▶ _Supplied entries_
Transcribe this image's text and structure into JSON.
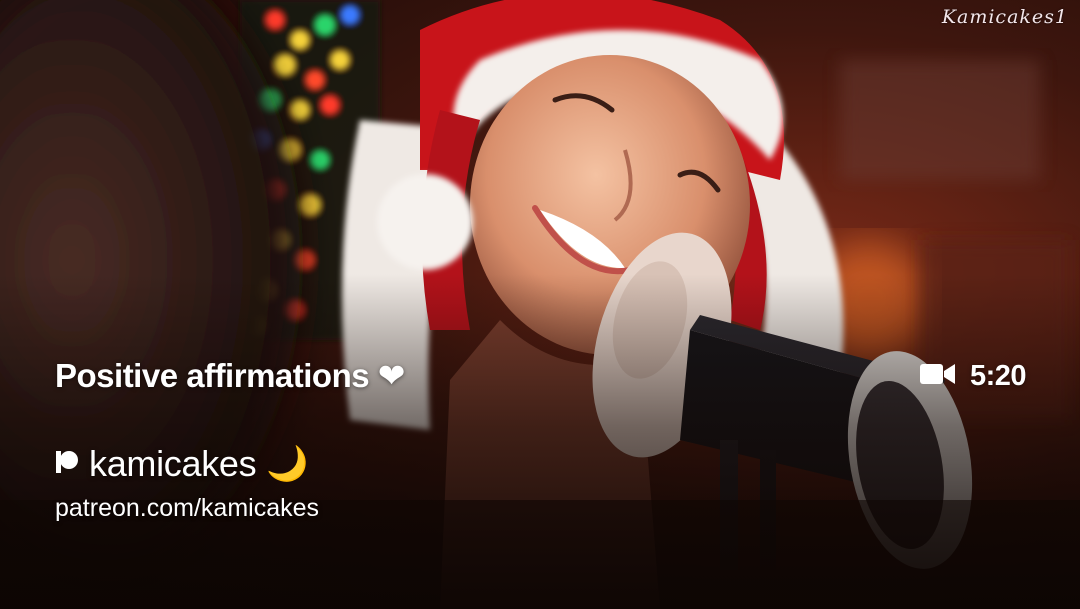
{
  "watermark": "Kamicakes1",
  "video": {
    "title": "Positive affirmations",
    "title_emoji": "❤",
    "duration": "5:20",
    "duration_icon": "video-camera-icon"
  },
  "creator": {
    "platform_icon": "patreon-icon",
    "name": "kamicakes",
    "name_emoji": "🌙",
    "link": "patreon.com/kamicakes"
  },
  "colors": {
    "text": "#ffffff",
    "hat_red": "#c8141a",
    "hat_fur": "#f2ece8",
    "moon": "#f5c542"
  }
}
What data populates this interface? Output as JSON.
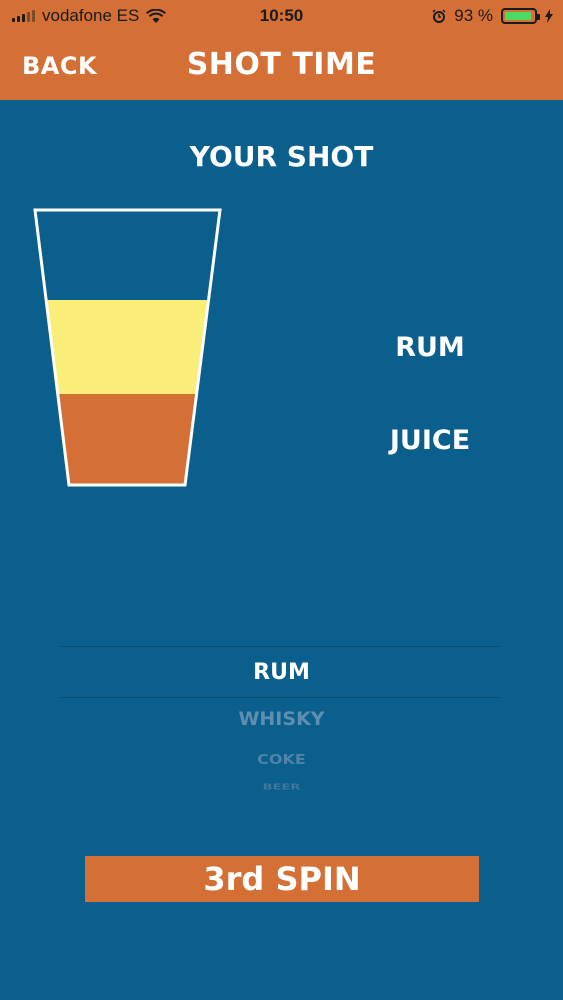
{
  "status_bar": {
    "carrier": "vodafone ES",
    "time": "10:50",
    "battery_percent": "93 %",
    "battery_level": 0.93,
    "icons": [
      "signal-icon",
      "wifi-icon",
      "alarm-icon",
      "battery-icon",
      "charging-icon"
    ]
  },
  "nav": {
    "back_label": "BACK",
    "title": "SHOT TIME"
  },
  "shot": {
    "heading": "YOUR SHOT",
    "layers": [
      {
        "label": "RUM",
        "color": "#fbee78"
      },
      {
        "label": "JUICE",
        "color": "#d47035"
      }
    ],
    "empty_color": "#0b5f8c",
    "glass_outline_color": "#ffffff"
  },
  "picker": {
    "items": [
      "RUM",
      "WHISKY",
      "COKE",
      "BEER"
    ],
    "selected_index": 0
  },
  "spin_button": {
    "label": "3rd SPIN"
  },
  "colors": {
    "accent": "#d47035",
    "background": "#0b5f8c"
  }
}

▶ _Directive_
Return the whole listing, word for word, and leave out every picture.

▶ _Completed exercise_
Transcribe this image's text and structure into JSON.
{
  "watermark": "Kamicakes1",
  "video": {
    "title": "Positive affirmations",
    "title_emoji": "❤",
    "duration": "5:20",
    "duration_icon": "video-camera-icon"
  },
  "creator": {
    "platform_icon": "patreon-icon",
    "name": "kamicakes",
    "name_emoji": "🌙",
    "link": "patreon.com/kamicakes"
  },
  "colors": {
    "text": "#ffffff",
    "hat_red": "#c8141a",
    "hat_fur": "#f2ece8",
    "moon": "#f5c542"
  }
}
What data populates this interface? Output as JSON.
{
  "status_bar": {
    "carrier": "vodafone ES",
    "time": "10:50",
    "battery_percent": "93 %",
    "battery_level": 0.93,
    "icons": [
      "signal-icon",
      "wifi-icon",
      "alarm-icon",
      "battery-icon",
      "charging-icon"
    ]
  },
  "nav": {
    "back_label": "BACK",
    "title": "SHOT TIME"
  },
  "shot": {
    "heading": "YOUR SHOT",
    "layers": [
      {
        "label": "RUM",
        "color": "#fbee78"
      },
      {
        "label": "JUICE",
        "color": "#d47035"
      }
    ],
    "empty_color": "#0b5f8c",
    "glass_outline_color": "#ffffff"
  },
  "picker": {
    "items": [
      "RUM",
      "WHISKY",
      "COKE",
      "BEER"
    ],
    "selected_index": 0
  },
  "spin_button": {
    "label": "3rd SPIN"
  },
  "colors": {
    "accent": "#d47035",
    "background": "#0b5f8c"
  }
}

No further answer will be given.